TASK TO CARRY OUT:
Copy every entry word for word, but skip the pictures.

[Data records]

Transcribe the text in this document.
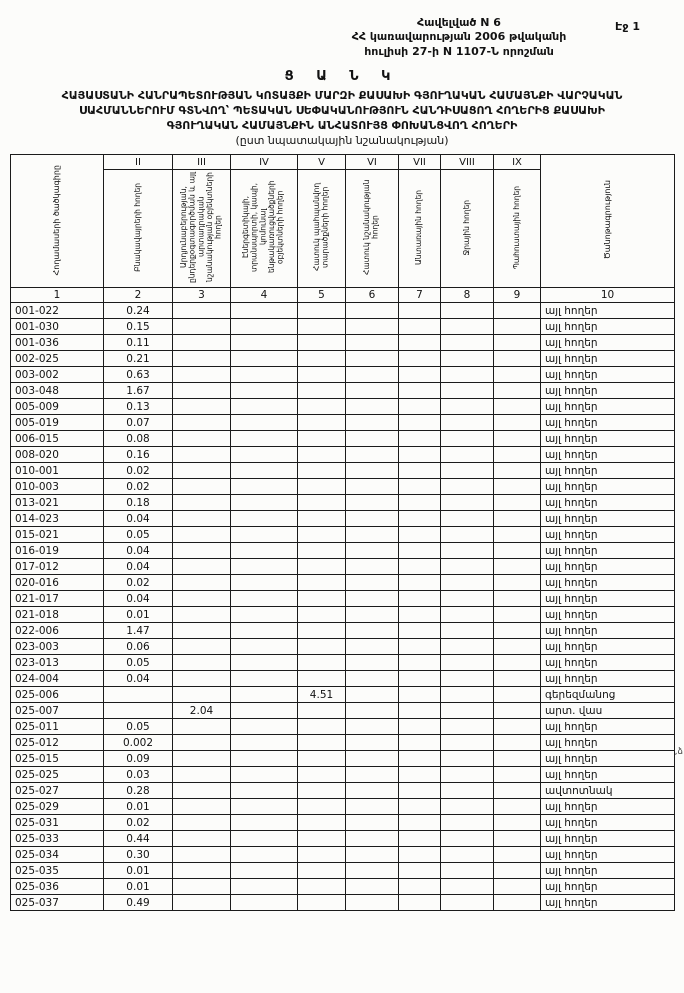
Էջ 1
Հավելված N 6
ՀՀ կառավարության 2006 թվականի
հուլիսի 27-ի N 1107-Ն որոշման
Ց Ա Ն Կ
ՀԱՅԱՍՏԱՆԻ ՀԱՆՐԱՊԵՏՈՒԹՅԱՆ ԿՈՏԱՅՔԻ ՄԱՐԶԻ ՔԱՍԱԽԻ ԳՅՈՒՂԱԿԱՆ ՀԱՄԱՅՆՔԻ ՎԱՐՉԱԿԱՆ
ՍԱՀՄԱՆՆԵՐՈՒՄ ԳՏՆՎՈՂ՝ ՊԵՏԱԿԱՆ ՍԵՓԱԿԱՆՈՒԹՅՈՒՆ ՀԱՆԴԻՍԱՑՈՂ ՀՈՂԵՐԻՑ ՔԱՍԱԽԻ
ԳՅՈՒՂԱԿԱՆ ՀԱՄԱՅՆՔԻՆ ԱՆՀԱՏՈՒՅՑ ՓՈԽԱՆՑՎՈՂ ՀՈՂԵՐԻ
(ըստ նպատակային նշանակության)
Հողամասերի ծածկագիրը	II	III	IV	V	VI	VII	VIII	IX	Ծանոթագրություն
	Բնակավայրերի հողեր	Արդյունաբերության, ընդերքօգտագործման և այլ արտադրական նշանակության օբյեկտների հողեր	Էներգետիկայի, տրանսպորտի, կապի, կոմունալ ենթակառուցվածքների օբյեկտների հողեր	Հատուկ պահպանվող տարածքների հողեր	Հատուկ նշանակության հողեր	Անտառային հողեր	Ջրային հողեր	Պահուստային հողեր	
1	2	3	4	5	6	7	8	9	10
001-022	0.24								այլ հողեր
001-030	0.15								այլ հողեր
001-036	0.11								այլ հողեր
002-025	0.21								այլ հողեր
003-002	0.63								այլ հողեր
003-048	1.67								այլ հողեր
005-009	0.13								այլ հողեր
005-019	0.07								այլ հողեր
006-015	0.08								այլ հողեր
008-020	0.16								այլ հողեր
010-001	0.02								այլ հողեր
010-003	0.02								այլ հողեր
013-021	0.18								այլ հողեր
014-023	0.04								այլ հողեր
015-021	0.05								այլ հողեր
016-019	0.04								այլ հողեր
017-012	0.04								այլ հողեր
020-016	0.02								այլ հողեր
021-017	0.04								այլ հողեր
021-018	0.01								այլ հողեր
022-006	1.47								այլ հողեր
023-003	0.06								այլ հողեր
023-013	0.05								այլ հողեր
024-004	0.04								այլ հողեր
025-006				4.51					գերեզմանոց
025-007		2.04							արտ. վաս
025-011	0.05								այլ հողեր
025-012	0.002								այլ հողեր
025-015	0.09								այլ հողեր
025-025	0.03								այլ հողեր
025-027	0.28								ավտոտնակ
025-029	0.01								այլ հողեր
025-031	0.02								այլ հողեր
025-033	0.44								այլ հողեր
025-034	0.30								այլ հողեր
025-035	0.01								այլ հողեր
025-036	0.01								այլ հողեր
025-037	0.49								այլ հողեր
,ձ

FULL SOLUTION:
Transcribe the text in this document.
Էջ 1
Հավելված N 6
ՀՀ կառավարության 2006 թվականի
հուլիսի 27-ի N 1107-Ն որոշման
Ց Ա Ն Կ
ՀԱՅԱՍՏԱՆԻ ՀԱՆՐԱՊԵՏՈՒԹՅԱՆ ԿՈՏԱՅՔԻ ՄԱՐԶԻ ՔԱՍԱԽԻ ԳՅՈՒՂԱԿԱՆ ՀԱՄԱՅՆՔԻ ՎԱՐՉԱԿԱՆ
ՍԱՀՄԱՆՆԵՐՈՒՄ ԳՏՆՎՈՂ՝ ՊԵՏԱԿԱՆ ՍԵՓԱԿԱՆՈՒԹՅՈՒՆ ՀԱՆԴԻՍԱՑՈՂ ՀՈՂԵՐԻՑ ՔԱՍԱԽԻ
ԳՅՈՒՂԱԿԱՆ ՀԱՄԱՅՆՔԻՆ ԱՆՀԱՏՈՒՅՑ ՓՈԽԱՆՑՎՈՂ ՀՈՂԵՐԻ
(ըստ նպատակային նշանակության)
Հողամասերի ծածկագիրը	II	III	IV	V	VI	VII	VIII	IX	Ծանոթագրություն
	Բնակավայրերի հողեր	Արդյունաբերության, ընդերքօգտագործման և այլ արտադրական նշանակության օբյեկտների հողեր	Էներգետիկայի, տրանսպորտի, կապի, կոմունալ ենթակառուցվածքների օբյեկտների հողեր	Հատուկ պահպանվող տարածքների հողեր	Հատուկ նշանակության հողեր	Անտառային հողեր	Ջրային հողեր	Պահուստային հողեր	
1	2	3	4	5	6	7	8	9	10
001-022	0.24								այլ հողեր
001-030	0.15								այլ հողեր
001-036	0.11								այլ հողեր
002-025	0.21								այլ հողեր
003-002	0.63								այլ հողեր
003-048	1.67								այլ հողեր
005-009	0.13								այլ հողեր
005-019	0.07								այլ հողեր
006-015	0.08								այլ հողեր
008-020	0.16								այլ հողեր
010-001	0.02								այլ հողեր
010-003	0.02								այլ հողեր
013-021	0.18								այլ հողեր
014-023	0.04								այլ հողեր
015-021	0.05								այլ հողեր
016-019	0.04								այլ հողեր
017-012	0.04								այլ հողեր
020-016	0.02								այլ հողեր
021-017	0.04								այլ հողեր
021-018	0.01								այլ հողեր
022-006	1.47								այլ հողեր
023-003	0.06								այլ հողեր
023-013	0.05								այլ հողեր
024-004	0.04								այլ հողեր
025-006				4.51					գերեզմանոց
025-007		2.04							արտ. վաս
025-011	0.05								այլ հողեր
025-012	0.002								այլ հողեր
025-015	0.09								այլ հողեր
025-025	0.03								այլ հողեր
025-027	0.28								ավտոտնակ
025-029	0.01								այլ հողեր
025-031	0.02								այլ հողեր
025-033	0.44								այլ հողեր
025-034	0.30								այլ հողեր
025-035	0.01								այլ հողեր
025-036	0.01								այլ հողեր
025-037	0.49								այլ հողեր
,ձ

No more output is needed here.